Set problem:
Extract from the listing each line in which the word "color" appears.

Records from a collection
>> BEGIN
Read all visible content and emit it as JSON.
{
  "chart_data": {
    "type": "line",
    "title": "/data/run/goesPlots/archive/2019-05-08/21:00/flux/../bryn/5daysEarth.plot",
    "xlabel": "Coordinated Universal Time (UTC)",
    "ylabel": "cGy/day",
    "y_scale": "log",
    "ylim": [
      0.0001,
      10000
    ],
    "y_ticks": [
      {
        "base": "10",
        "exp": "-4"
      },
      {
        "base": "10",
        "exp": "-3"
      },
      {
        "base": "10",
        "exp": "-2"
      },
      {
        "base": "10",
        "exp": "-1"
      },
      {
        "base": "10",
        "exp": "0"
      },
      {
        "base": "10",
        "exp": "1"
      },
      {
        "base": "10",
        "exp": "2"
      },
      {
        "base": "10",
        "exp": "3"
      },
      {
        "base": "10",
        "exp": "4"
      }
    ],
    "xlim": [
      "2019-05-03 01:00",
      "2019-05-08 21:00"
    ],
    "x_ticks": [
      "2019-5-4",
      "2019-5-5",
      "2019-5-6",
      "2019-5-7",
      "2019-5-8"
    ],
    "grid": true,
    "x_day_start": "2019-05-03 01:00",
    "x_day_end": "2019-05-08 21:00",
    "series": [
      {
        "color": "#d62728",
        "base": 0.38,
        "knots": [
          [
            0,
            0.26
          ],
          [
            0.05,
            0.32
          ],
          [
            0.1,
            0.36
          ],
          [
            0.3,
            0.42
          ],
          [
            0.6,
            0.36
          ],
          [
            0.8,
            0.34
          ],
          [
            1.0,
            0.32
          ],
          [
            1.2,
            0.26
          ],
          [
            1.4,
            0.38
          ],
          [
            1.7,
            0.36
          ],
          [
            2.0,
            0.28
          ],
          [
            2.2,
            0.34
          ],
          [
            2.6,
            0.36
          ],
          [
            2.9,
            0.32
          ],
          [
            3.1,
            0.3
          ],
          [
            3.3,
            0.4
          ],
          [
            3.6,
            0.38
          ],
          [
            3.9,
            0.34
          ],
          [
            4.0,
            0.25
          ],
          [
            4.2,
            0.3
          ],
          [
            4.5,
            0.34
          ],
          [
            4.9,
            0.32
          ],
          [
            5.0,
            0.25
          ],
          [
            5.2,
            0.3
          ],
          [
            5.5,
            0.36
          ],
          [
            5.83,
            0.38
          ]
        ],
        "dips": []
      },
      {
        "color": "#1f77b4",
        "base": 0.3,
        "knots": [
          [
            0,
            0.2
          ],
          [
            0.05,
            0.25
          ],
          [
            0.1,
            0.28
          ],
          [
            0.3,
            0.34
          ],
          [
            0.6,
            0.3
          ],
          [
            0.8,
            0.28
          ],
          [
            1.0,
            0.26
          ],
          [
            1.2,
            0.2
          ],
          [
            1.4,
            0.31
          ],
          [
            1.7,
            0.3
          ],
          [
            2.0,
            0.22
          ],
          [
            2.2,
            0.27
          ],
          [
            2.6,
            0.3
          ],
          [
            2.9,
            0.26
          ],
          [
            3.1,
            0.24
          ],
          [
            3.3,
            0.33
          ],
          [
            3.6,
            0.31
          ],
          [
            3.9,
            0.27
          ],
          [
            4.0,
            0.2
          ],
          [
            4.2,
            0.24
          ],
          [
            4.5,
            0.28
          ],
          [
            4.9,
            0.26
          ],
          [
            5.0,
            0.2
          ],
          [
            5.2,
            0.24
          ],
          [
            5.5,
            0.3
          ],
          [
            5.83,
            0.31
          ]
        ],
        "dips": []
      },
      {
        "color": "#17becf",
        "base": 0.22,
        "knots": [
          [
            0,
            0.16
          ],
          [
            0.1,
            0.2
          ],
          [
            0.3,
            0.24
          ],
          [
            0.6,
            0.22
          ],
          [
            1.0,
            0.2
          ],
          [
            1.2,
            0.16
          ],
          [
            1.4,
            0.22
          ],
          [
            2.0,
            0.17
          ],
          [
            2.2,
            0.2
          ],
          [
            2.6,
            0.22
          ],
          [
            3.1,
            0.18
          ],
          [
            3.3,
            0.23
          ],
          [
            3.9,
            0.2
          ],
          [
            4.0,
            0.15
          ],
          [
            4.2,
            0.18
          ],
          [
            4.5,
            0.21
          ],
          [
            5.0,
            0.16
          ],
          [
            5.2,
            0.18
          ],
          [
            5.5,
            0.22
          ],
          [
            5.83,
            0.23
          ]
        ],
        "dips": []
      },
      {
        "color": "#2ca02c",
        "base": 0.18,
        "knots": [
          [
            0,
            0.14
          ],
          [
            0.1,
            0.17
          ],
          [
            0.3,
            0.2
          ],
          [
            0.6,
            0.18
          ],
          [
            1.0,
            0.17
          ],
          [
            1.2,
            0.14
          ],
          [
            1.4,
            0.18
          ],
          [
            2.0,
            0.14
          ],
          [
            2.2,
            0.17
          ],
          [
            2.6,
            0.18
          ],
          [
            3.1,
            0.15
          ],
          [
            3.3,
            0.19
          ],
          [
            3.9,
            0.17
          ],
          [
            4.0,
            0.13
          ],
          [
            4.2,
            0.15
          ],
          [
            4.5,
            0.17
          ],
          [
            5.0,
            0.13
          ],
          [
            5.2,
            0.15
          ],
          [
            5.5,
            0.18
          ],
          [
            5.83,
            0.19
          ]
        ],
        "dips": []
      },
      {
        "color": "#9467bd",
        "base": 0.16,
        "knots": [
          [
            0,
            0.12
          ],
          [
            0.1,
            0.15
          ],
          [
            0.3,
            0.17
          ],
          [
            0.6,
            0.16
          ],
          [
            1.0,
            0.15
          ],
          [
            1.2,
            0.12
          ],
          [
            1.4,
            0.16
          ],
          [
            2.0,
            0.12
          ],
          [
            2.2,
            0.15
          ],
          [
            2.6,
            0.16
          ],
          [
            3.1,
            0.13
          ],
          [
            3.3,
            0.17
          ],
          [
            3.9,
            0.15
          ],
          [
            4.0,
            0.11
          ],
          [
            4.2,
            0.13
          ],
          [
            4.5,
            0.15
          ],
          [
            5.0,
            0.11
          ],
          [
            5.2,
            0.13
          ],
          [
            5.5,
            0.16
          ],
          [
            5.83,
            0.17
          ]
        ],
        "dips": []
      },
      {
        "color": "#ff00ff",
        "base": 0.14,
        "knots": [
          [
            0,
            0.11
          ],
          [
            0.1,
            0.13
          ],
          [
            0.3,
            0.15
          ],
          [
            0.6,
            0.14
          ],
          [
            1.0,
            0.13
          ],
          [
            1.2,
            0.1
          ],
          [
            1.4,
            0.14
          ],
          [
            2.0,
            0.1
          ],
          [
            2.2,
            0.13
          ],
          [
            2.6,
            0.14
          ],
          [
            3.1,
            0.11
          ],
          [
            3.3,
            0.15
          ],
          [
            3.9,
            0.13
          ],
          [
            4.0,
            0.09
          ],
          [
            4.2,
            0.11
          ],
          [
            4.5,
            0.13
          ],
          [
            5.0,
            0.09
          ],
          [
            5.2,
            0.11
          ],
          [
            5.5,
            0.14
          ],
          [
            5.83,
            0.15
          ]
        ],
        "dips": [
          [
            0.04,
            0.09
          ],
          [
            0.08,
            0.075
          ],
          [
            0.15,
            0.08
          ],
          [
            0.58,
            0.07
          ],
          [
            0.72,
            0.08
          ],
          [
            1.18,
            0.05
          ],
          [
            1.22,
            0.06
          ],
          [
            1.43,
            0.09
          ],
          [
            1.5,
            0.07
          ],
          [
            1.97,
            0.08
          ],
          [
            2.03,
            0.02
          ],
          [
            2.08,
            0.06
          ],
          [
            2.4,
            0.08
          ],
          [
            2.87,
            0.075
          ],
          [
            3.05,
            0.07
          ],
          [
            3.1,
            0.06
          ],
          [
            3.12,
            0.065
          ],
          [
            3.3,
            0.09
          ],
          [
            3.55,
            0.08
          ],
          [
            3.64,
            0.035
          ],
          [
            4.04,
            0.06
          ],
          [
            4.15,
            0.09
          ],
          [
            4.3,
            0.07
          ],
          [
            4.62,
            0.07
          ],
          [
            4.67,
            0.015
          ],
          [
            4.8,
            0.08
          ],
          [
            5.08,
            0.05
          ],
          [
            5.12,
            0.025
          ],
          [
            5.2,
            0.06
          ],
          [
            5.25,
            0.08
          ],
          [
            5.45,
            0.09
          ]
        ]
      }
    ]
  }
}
>> END
Answer to this problem:
        "color": "#d62728",
        "color": "#1f77b4",
        "color": "#17becf",
        "color": "#2ca02c",
        "color": "#9467bd",
        "color": "#ff00ff",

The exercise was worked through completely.